Exercise instructions ▸
Restate, word for word, all of the material shown below.

Provided records ▸
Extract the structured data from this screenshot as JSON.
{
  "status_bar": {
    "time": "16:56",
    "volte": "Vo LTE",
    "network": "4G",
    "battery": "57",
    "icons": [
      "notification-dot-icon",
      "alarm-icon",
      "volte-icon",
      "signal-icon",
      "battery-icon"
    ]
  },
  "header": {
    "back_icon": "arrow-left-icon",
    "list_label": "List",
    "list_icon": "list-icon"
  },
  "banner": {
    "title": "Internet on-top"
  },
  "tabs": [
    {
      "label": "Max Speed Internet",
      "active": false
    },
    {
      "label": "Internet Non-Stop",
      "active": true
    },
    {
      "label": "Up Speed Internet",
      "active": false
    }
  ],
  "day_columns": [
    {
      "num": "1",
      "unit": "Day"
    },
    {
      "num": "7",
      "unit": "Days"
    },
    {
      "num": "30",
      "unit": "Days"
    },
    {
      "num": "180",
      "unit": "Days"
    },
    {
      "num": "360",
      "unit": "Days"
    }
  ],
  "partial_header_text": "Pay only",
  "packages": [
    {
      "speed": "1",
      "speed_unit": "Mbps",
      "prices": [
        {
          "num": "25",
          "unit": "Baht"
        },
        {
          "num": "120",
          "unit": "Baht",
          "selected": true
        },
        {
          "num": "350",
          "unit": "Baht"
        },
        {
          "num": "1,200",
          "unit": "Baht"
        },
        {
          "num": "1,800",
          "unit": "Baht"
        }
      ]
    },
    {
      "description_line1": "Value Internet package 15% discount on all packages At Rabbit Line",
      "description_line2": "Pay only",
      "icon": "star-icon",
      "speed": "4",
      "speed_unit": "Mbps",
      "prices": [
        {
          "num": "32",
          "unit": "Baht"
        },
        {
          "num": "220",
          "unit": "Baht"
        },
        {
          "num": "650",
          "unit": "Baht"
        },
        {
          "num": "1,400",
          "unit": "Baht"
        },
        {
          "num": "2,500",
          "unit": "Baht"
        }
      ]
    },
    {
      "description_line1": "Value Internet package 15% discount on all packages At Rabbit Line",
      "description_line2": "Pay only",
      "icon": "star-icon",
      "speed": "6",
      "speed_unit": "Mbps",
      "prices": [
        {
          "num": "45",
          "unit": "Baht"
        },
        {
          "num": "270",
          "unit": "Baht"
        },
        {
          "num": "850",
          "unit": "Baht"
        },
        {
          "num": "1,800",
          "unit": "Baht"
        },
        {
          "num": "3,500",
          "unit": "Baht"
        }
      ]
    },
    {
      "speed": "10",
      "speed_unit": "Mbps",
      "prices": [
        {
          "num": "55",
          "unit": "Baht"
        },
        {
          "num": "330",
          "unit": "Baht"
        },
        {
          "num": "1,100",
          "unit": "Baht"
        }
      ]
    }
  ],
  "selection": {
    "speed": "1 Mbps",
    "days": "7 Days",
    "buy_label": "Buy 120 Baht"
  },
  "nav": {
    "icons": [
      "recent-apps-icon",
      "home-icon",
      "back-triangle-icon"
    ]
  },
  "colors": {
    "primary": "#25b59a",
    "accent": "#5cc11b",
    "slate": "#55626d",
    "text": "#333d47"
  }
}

Result ▸
Extract the structured data from this screenshot as JSON.
{
  "status_bar": {
    "time": "16:56",
    "volte": "Vo LTE",
    "network": "4G",
    "battery": "57",
    "icons": [
      "notification-dot-icon",
      "alarm-icon",
      "volte-icon",
      "signal-icon",
      "battery-icon"
    ]
  },
  "header": {
    "back_icon": "arrow-left-icon",
    "list_label": "List",
    "list_icon": "list-icon"
  },
  "banner": {
    "title": "Internet on-top"
  },
  "tabs": [
    {
      "label": "Max Speed Internet",
      "active": false
    },
    {
      "label": "Internet Non-Stop",
      "active": true
    },
    {
      "label": "Up Speed Internet",
      "active": false
    }
  ],
  "day_columns": [
    {
      "num": "1",
      "unit": "Day"
    },
    {
      "num": "7",
      "unit": "Days"
    },
    {
      "num": "30",
      "unit": "Days"
    },
    {
      "num": "180",
      "unit": "Days"
    },
    {
      "num": "360",
      "unit": "Days"
    }
  ],
  "partial_header_text": "Pay only",
  "packages": [
    {
      "speed": "1",
      "speed_unit": "Mbps",
      "prices": [
        {
          "num": "25",
          "unit": "Baht"
        },
        {
          "num": "120",
          "unit": "Baht",
          "selected": true
        },
        {
          "num": "350",
          "unit": "Baht"
        },
        {
          "num": "1,200",
          "unit": "Baht"
        },
        {
          "num": "1,800",
          "unit": "Baht"
        }
      ]
    },
    {
      "description_line1": "Value Internet package 15% discount on all packages At Rabbit Line",
      "description_line2": "Pay only",
      "icon": "star-icon",
      "speed": "4",
      "speed_unit": "Mbps",
      "prices": [
        {
          "num": "32",
          "unit": "Baht"
        },
        {
          "num": "220",
          "unit": "Baht"
        },
        {
          "num": "650",
          "unit": "Baht"
        },
        {
          "num": "1,400",
          "unit": "Baht"
        },
        {
          "num": "2,500",
          "unit": "Baht"
        }
      ]
    },
    {
      "description_line1": "Value Internet package 15% discount on all packages At Rabbit Line",
      "description_line2": "Pay only",
      "icon": "star-icon",
      "speed": "6",
      "speed_unit": "Mbps",
      "prices": [
        {
          "num": "45",
          "unit": "Baht"
        },
        {
          "num": "270",
          "unit": "Baht"
        },
        {
          "num": "850",
          "unit": "Baht"
        },
        {
          "num": "1,800",
          "unit": "Baht"
        },
        {
          "num": "3,500",
          "unit": "Baht"
        }
      ]
    },
    {
      "speed": "10",
      "speed_unit": "Mbps",
      "prices": [
        {
          "num": "55",
          "unit": "Baht"
        },
        {
          "num": "330",
          "unit": "Baht"
        },
        {
          "num": "1,100",
          "unit": "Baht"
        }
      ]
    }
  ],
  "selection": {
    "speed": "1 Mbps",
    "days": "7 Days",
    "buy_label": "Buy 120 Baht"
  },
  "nav": {
    "icons": [
      "recent-apps-icon",
      "home-icon",
      "back-triangle-icon"
    ]
  },
  "colors": {
    "primary": "#25b59a",
    "accent": "#5cc11b",
    "slate": "#55626d",
    "text": "#333d47"
  }
}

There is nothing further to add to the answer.